Start of SUPPLIED ENTRIES
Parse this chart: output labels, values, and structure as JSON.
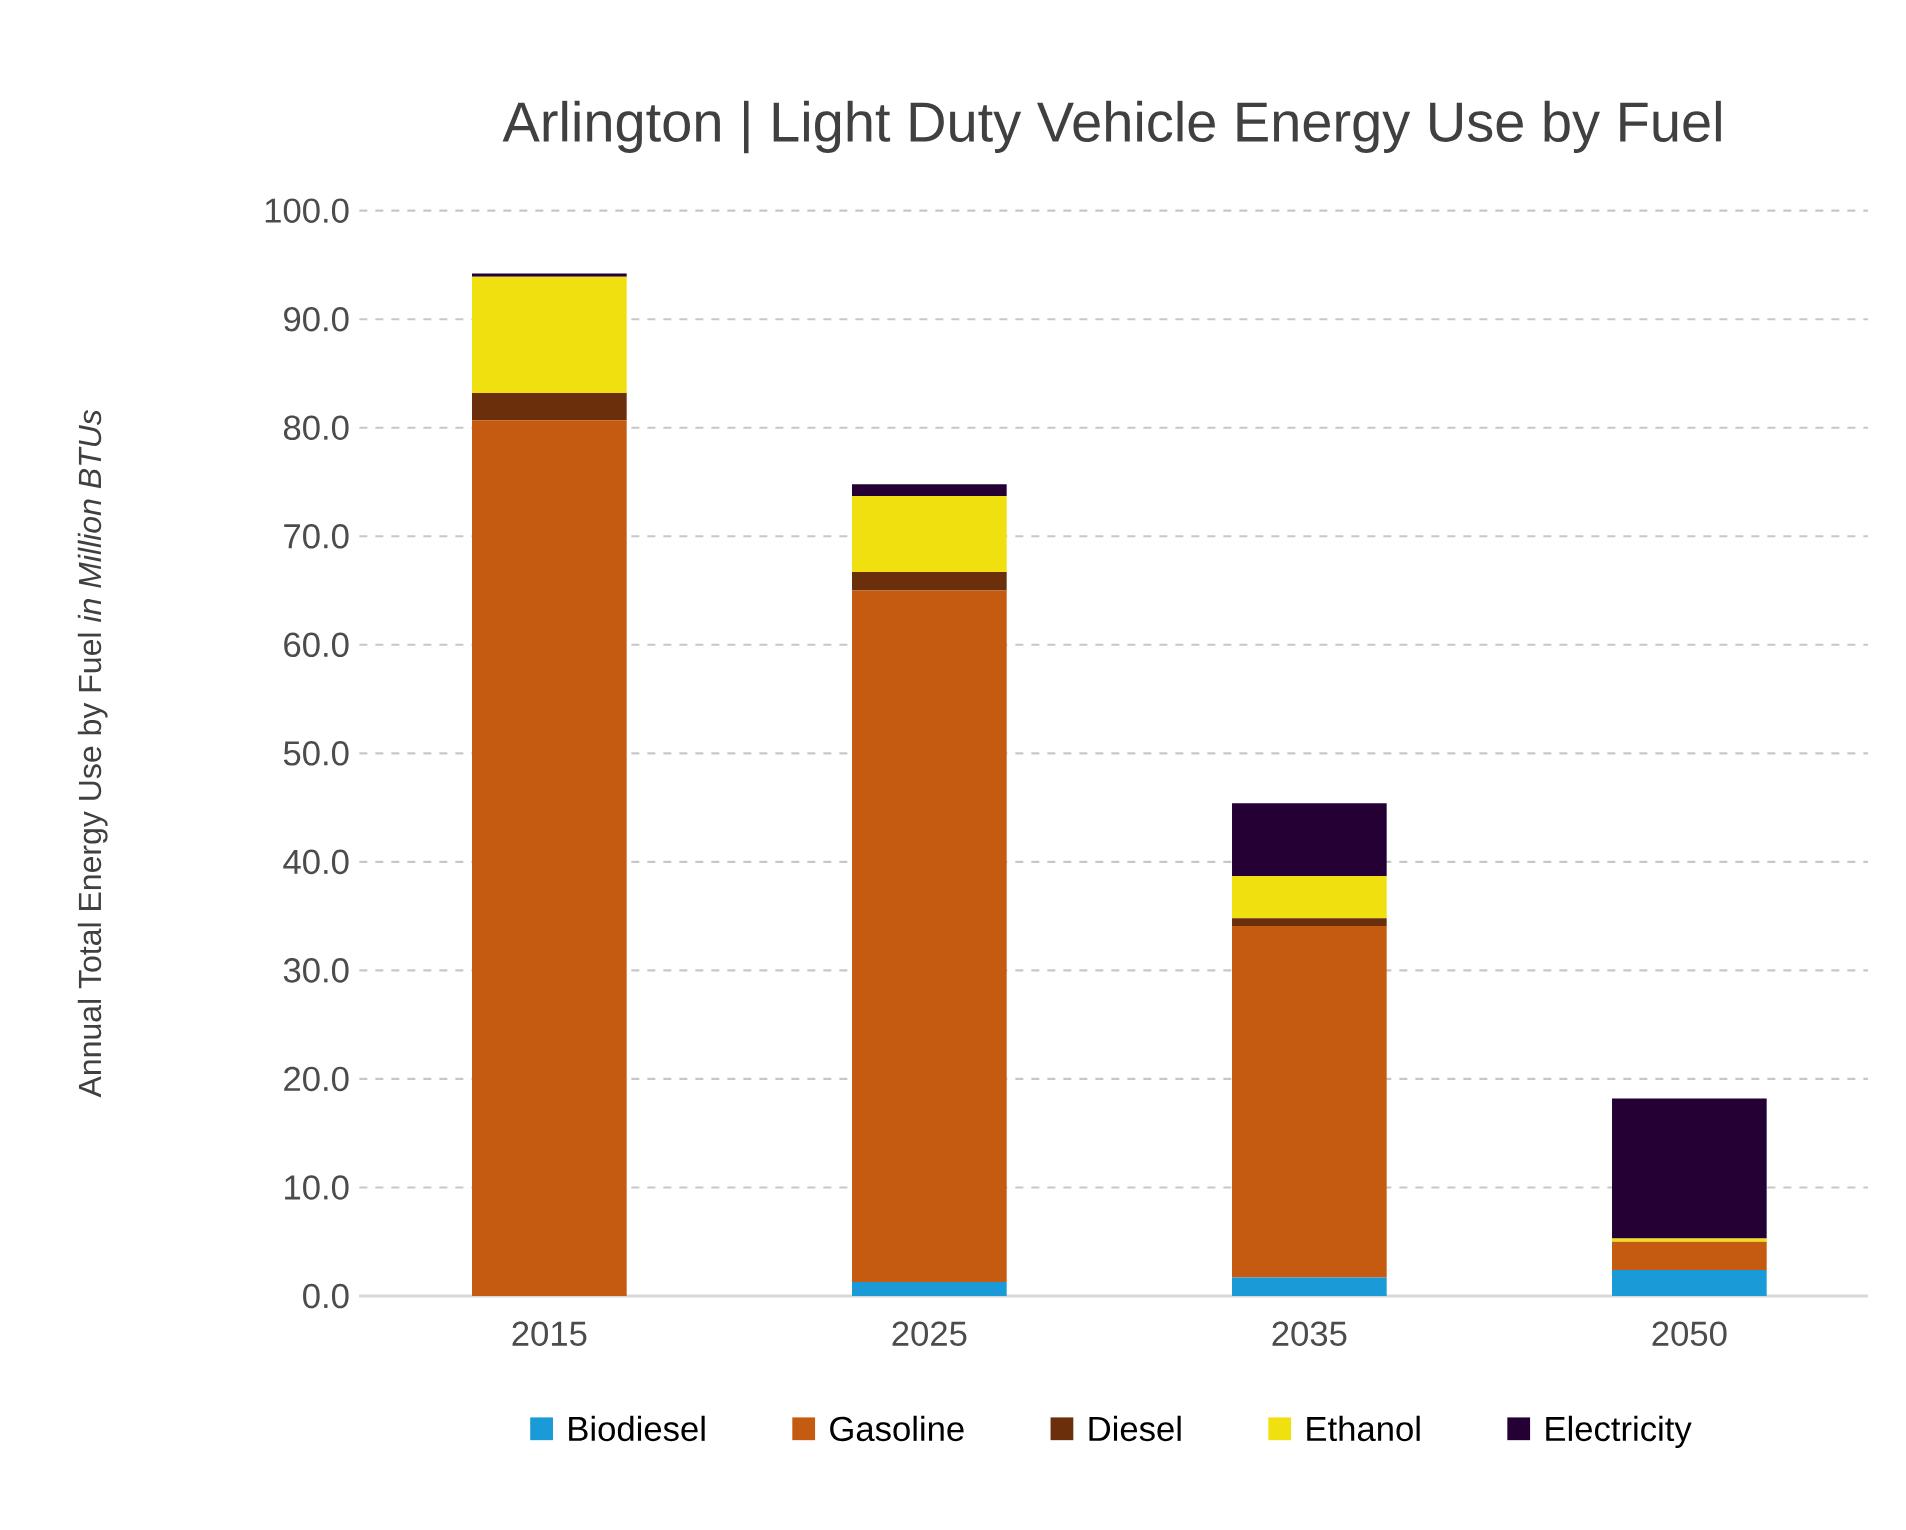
{
  "chart_data": {
    "type": "bar",
    "stacked": true,
    "title": "Arlington | Light Duty Vehicle Energy Use by Fuel",
    "ylabel": "Annual Total Energy Use by Fuel *in Million BTUs*",
    "categories": [
      "2015",
      "2025",
      "2035",
      "2050"
    ],
    "series": [
      {
        "name": "Biodiesel",
        "color": "#1a9ad6",
        "values": [
          0,
          1.3,
          1.7,
          2.4
        ]
      },
      {
        "name": "Gasoline",
        "color": "#c55a11",
        "values": [
          80.7,
          63.7,
          32.4,
          2.6
        ]
      },
      {
        "name": "Diesel",
        "color": "#6b2f0c",
        "values": [
          2.5,
          1.7,
          0.7,
          0
        ]
      },
      {
        "name": "Ethanol",
        "color": "#f0e010",
        "values": [
          10.7,
          7.0,
          3.9,
          0.3
        ]
      },
      {
        "name": "Electricity",
        "color": "#250035",
        "values": [
          0.3,
          1.1,
          6.7,
          12.9
        ]
      }
    ],
    "ylim": [
      0,
      100
    ],
    "yticks": [
      {
        "value": 0,
        "label": "0.0"
      },
      {
        "value": 10,
        "label": "10.0"
      },
      {
        "value": 20,
        "label": "20.0"
      },
      {
        "value": 30,
        "label": "30.0"
      },
      {
        "value": 40,
        "label": "40.0"
      },
      {
        "value": 50,
        "label": "50.0"
      },
      {
        "value": 60,
        "label": "60.0"
      },
      {
        "value": 70,
        "label": "70.0"
      },
      {
        "value": 80,
        "label": "80.0"
      },
      {
        "value": 90,
        "label": "90.0"
      },
      {
        "value": 100,
        "label": "100.0"
      }
    ],
    "grid": "y",
    "legend": "bottom"
  }
}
End of SUPPLIED ENTRIES
WORK REQUIRED
Skip the pictures and print each record exactly as it stands.

OUTPUT FOR THIS TASK
Parse this chart: output labels, values, and structure as JSON.
{
  "chart_data": {
    "type": "bar",
    "stacked": true,
    "title": "Arlington | Light Duty Vehicle Energy Use by Fuel",
    "ylabel": "Annual Total Energy Use by Fuel *in Million BTUs*",
    "categories": [
      "2015",
      "2025",
      "2035",
      "2050"
    ],
    "series": [
      {
        "name": "Biodiesel",
        "color": "#1a9ad6",
        "values": [
          0,
          1.3,
          1.7,
          2.4
        ]
      },
      {
        "name": "Gasoline",
        "color": "#c55a11",
        "values": [
          80.7,
          63.7,
          32.4,
          2.6
        ]
      },
      {
        "name": "Diesel",
        "color": "#6b2f0c",
        "values": [
          2.5,
          1.7,
          0.7,
          0
        ]
      },
      {
        "name": "Ethanol",
        "color": "#f0e010",
        "values": [
          10.7,
          7.0,
          3.9,
          0.3
        ]
      },
      {
        "name": "Electricity",
        "color": "#250035",
        "values": [
          0.3,
          1.1,
          6.7,
          12.9
        ]
      }
    ],
    "ylim": [
      0,
      100
    ],
    "yticks": [
      {
        "value": 0,
        "label": "0.0"
      },
      {
        "value": 10,
        "label": "10.0"
      },
      {
        "value": 20,
        "label": "20.0"
      },
      {
        "value": 30,
        "label": "30.0"
      },
      {
        "value": 40,
        "label": "40.0"
      },
      {
        "value": 50,
        "label": "50.0"
      },
      {
        "value": 60,
        "label": "60.0"
      },
      {
        "value": 70,
        "label": "70.0"
      },
      {
        "value": 80,
        "label": "80.0"
      },
      {
        "value": 90,
        "label": "90.0"
      },
      {
        "value": 100,
        "label": "100.0"
      }
    ],
    "grid": "y",
    "legend": "bottom"
  }
}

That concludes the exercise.